## BEGIN
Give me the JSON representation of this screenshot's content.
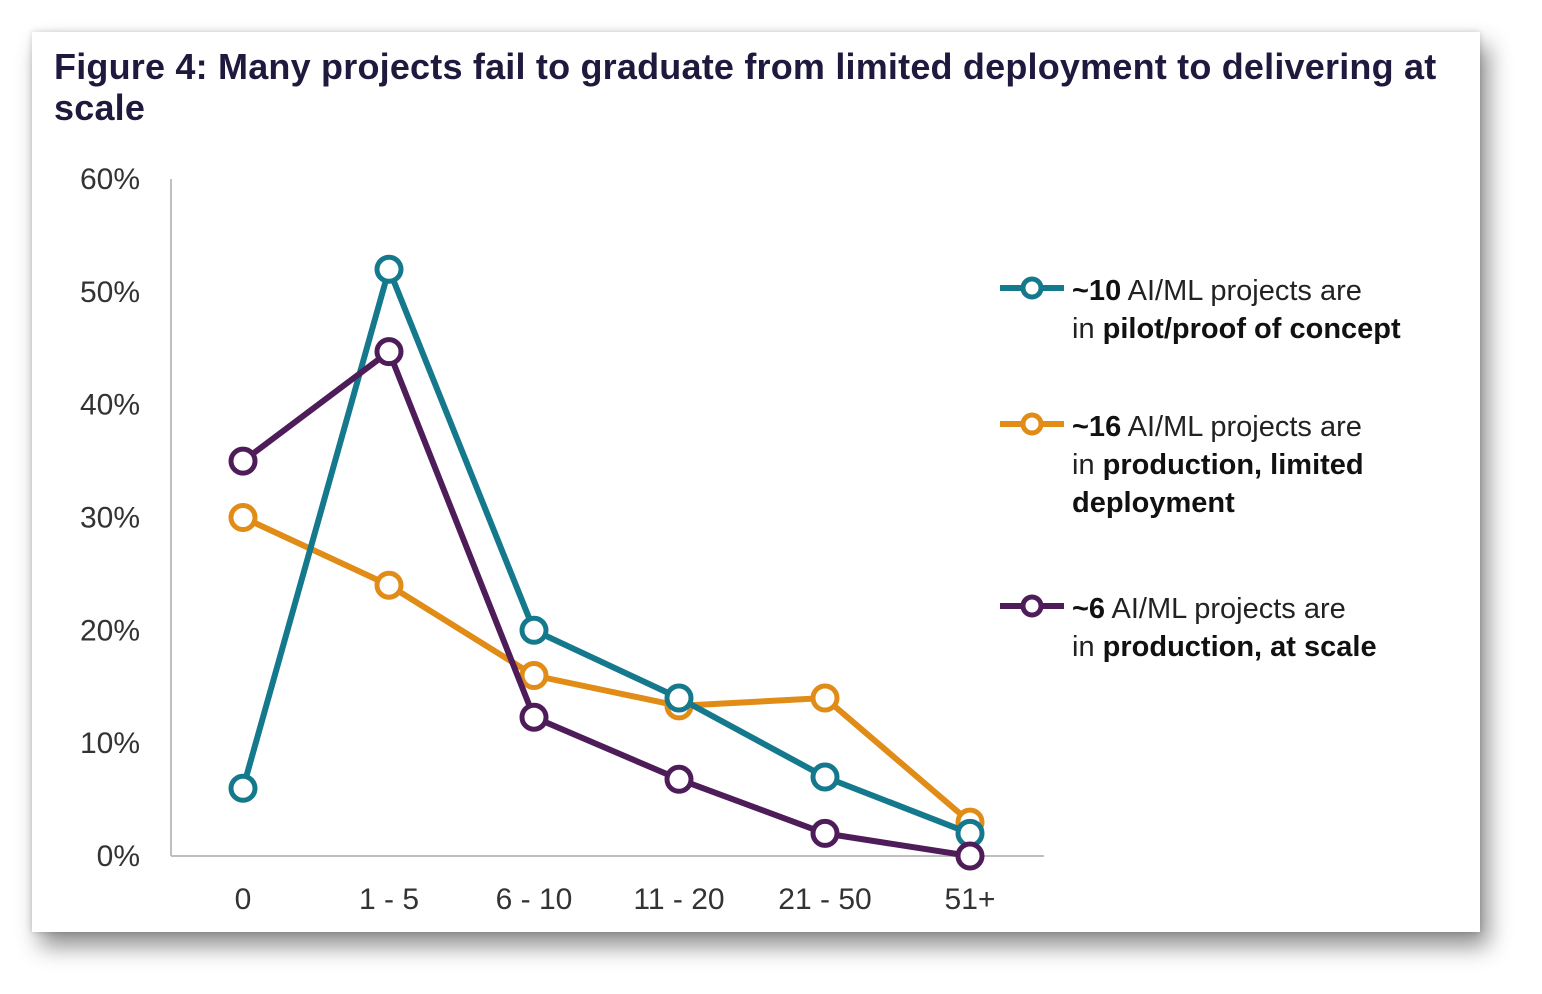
{
  "title": "Figure 4: Many projects fail to graduate from limited deployment to delivering at scale",
  "chart_data": {
    "type": "line",
    "categories": [
      "0",
      "1 - 5",
      "6 - 10",
      "11 - 20",
      "21 - 50",
      "51+"
    ],
    "ylim": [
      0,
      60
    ],
    "yticks": [
      "0%",
      "10%",
      "20%",
      "30%",
      "40%",
      "50%",
      "60%"
    ],
    "grid": false,
    "legend_position": "right",
    "series": [
      {
        "name": "~10 AI/ML projects are in pilot/proof of concept",
        "color": "#14798c",
        "values": [
          6,
          52,
          20,
          14,
          7,
          2
        ]
      },
      {
        "name": "~16 AI/ML projects are in production, limited deployment",
        "color": "#e08c16",
        "values": [
          30,
          24,
          16,
          13.3,
          14,
          3
        ]
      },
      {
        "name": "~6 AI/ML projects are in production, at scale",
        "color": "#4e1d59",
        "values": [
          35,
          44.7,
          12.3,
          6.8,
          2,
          0
        ]
      }
    ]
  },
  "legend": [
    {
      "count": "~10",
      "text": " AI/ML projects are",
      "prefix": "in ",
      "bold": "pilot/proof of concept"
    },
    {
      "count": "~16",
      "text": " AI/ML projects are",
      "prefix": "in ",
      "bold": "production, limited deployment"
    },
    {
      "count": "~6",
      "text": " AI/ML projects are",
      "prefix": "in ",
      "bold": "production, at scale"
    }
  ]
}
## END
Objective. Say how many lines of the data include the word "production". Respond with the number alone.

Result. 4